SET PROBLEM:
The listing below should be printed exactly, every line of it. Skip the pictures.

(Entries with figure data)
•••••

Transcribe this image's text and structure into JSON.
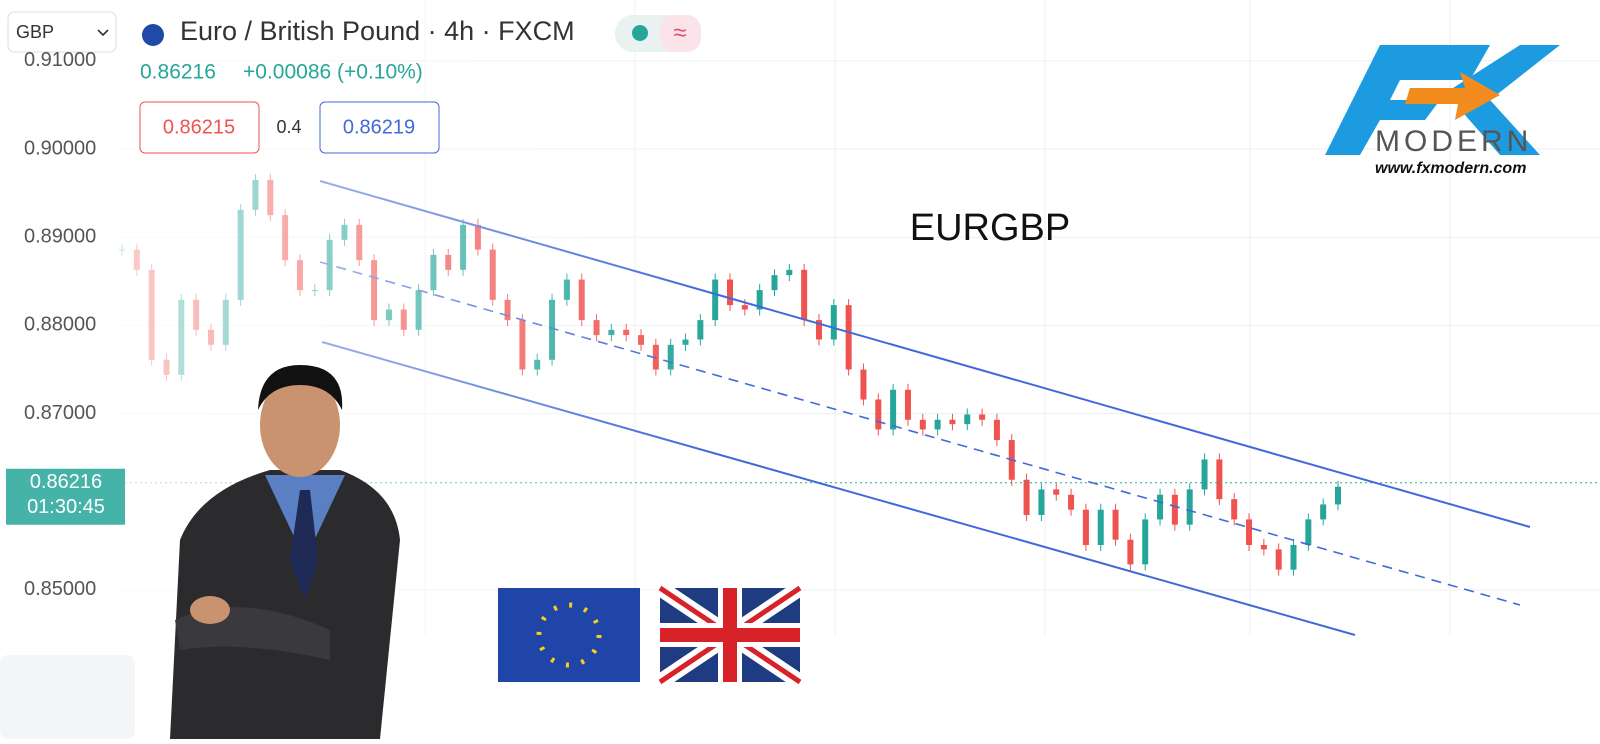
{
  "header": {
    "symbol_select": "GBP",
    "title": "Euro / British Pound · 4h · FXCM",
    "last": "0.86216",
    "change": "+0.00086 (+0.10%)",
    "bid": "0.86215",
    "spread": "0.4",
    "ask": "0.86219"
  },
  "chart": {
    "type": "candlestick",
    "title": "EURGBP",
    "ylim": [
      0.8331,
      0.9169
    ],
    "yticks": [
      {
        "value": 0.91,
        "label": "0.91000"
      },
      {
        "value": 0.9,
        "label": "0.90000"
      },
      {
        "value": 0.89,
        "label": "0.89000"
      },
      {
        "value": 0.88,
        "label": "0.88000"
      },
      {
        "value": 0.87,
        "label": "0.87000"
      },
      {
        "value": 0.85,
        "label": "0.85000"
      }
    ],
    "closes": [
      0.8886,
      0.8863,
      0.8761,
      0.8744,
      0.8829,
      0.8795,
      0.8778,
      0.8829,
      0.8931,
      0.8965,
      0.8925,
      0.8874,
      0.884,
      0.884,
      0.8897,
      0.8914,
      0.8874,
      0.8806,
      0.8818,
      0.8795,
      0.884,
      0.888,
      0.8863,
      0.8914,
      0.8886,
      0.8829,
      0.8806,
      0.875,
      0.8761,
      0.8829,
      0.8852,
      0.8806,
      0.8789,
      0.8795,
      0.8789,
      0.8778,
      0.875,
      0.8778,
      0.8784,
      0.8806,
      0.8852,
      0.8823,
      0.8818,
      0.884,
      0.8857,
      0.8863,
      0.8806,
      0.8784,
      0.8823,
      0.875,
      0.8716,
      0.8682,
      0.8727,
      0.8693,
      0.8682,
      0.8693,
      0.8688,
      0.8699,
      0.8693,
      0.867,
      0.8625,
      0.8585,
      0.8614,
      0.8608,
      0.8591,
      0.8551,
      0.8591,
      0.8557,
      0.8529,
      0.858,
      0.8608,
      0.8574,
      0.8614,
      0.8648,
      0.8603,
      0.858,
      0.8551,
      0.8546,
      0.8523,
      0.8551,
      0.858,
      0.8597,
      0.8617
    ],
    "up_color": "#26a69a",
    "down_color": "#ef5350",
    "price_line": {
      "value": 0.86216,
      "label": "0.86216",
      "countdown": "01:30:45"
    }
  },
  "logo": {
    "mark": "FX",
    "name": "MODERN",
    "url": "www.fxmodern.com"
  }
}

•••••

ANSWER TO THE PROBLEM:
Transcribe this image's text and structure into JSON.
{
  "header": {
    "symbol_select": "GBP",
    "title": "Euro / British Pound · 4h · FXCM",
    "last": "0.86216",
    "change": "+0.00086 (+0.10%)",
    "bid": "0.86215",
    "spread": "0.4",
    "ask": "0.86219"
  },
  "chart": {
    "type": "candlestick",
    "title": "EURGBP",
    "ylim": [
      0.8331,
      0.9169
    ],
    "yticks": [
      {
        "value": 0.91,
        "label": "0.91000"
      },
      {
        "value": 0.9,
        "label": "0.90000"
      },
      {
        "value": 0.89,
        "label": "0.89000"
      },
      {
        "value": 0.88,
        "label": "0.88000"
      },
      {
        "value": 0.87,
        "label": "0.87000"
      },
      {
        "value": 0.85,
        "label": "0.85000"
      }
    ],
    "closes": [
      0.8886,
      0.8863,
      0.8761,
      0.8744,
      0.8829,
      0.8795,
      0.8778,
      0.8829,
      0.8931,
      0.8965,
      0.8925,
      0.8874,
      0.884,
      0.884,
      0.8897,
      0.8914,
      0.8874,
      0.8806,
      0.8818,
      0.8795,
      0.884,
      0.888,
      0.8863,
      0.8914,
      0.8886,
      0.8829,
      0.8806,
      0.875,
      0.8761,
      0.8829,
      0.8852,
      0.8806,
      0.8789,
      0.8795,
      0.8789,
      0.8778,
      0.875,
      0.8778,
      0.8784,
      0.8806,
      0.8852,
      0.8823,
      0.8818,
      0.884,
      0.8857,
      0.8863,
      0.8806,
      0.8784,
      0.8823,
      0.875,
      0.8716,
      0.8682,
      0.8727,
      0.8693,
      0.8682,
      0.8693,
      0.8688,
      0.8699,
      0.8693,
      0.867,
      0.8625,
      0.8585,
      0.8614,
      0.8608,
      0.8591,
      0.8551,
      0.8591,
      0.8557,
      0.8529,
      0.858,
      0.8608,
      0.8574,
      0.8614,
      0.8648,
      0.8603,
      0.858,
      0.8551,
      0.8546,
      0.8523,
      0.8551,
      0.858,
      0.8597,
      0.8617
    ],
    "up_color": "#26a69a",
    "down_color": "#ef5350",
    "price_line": {
      "value": 0.86216,
      "label": "0.86216",
      "countdown": "01:30:45"
    }
  },
  "logo": {
    "mark": "FX",
    "name": "MODERN",
    "url": "www.fxmodern.com"
  }
}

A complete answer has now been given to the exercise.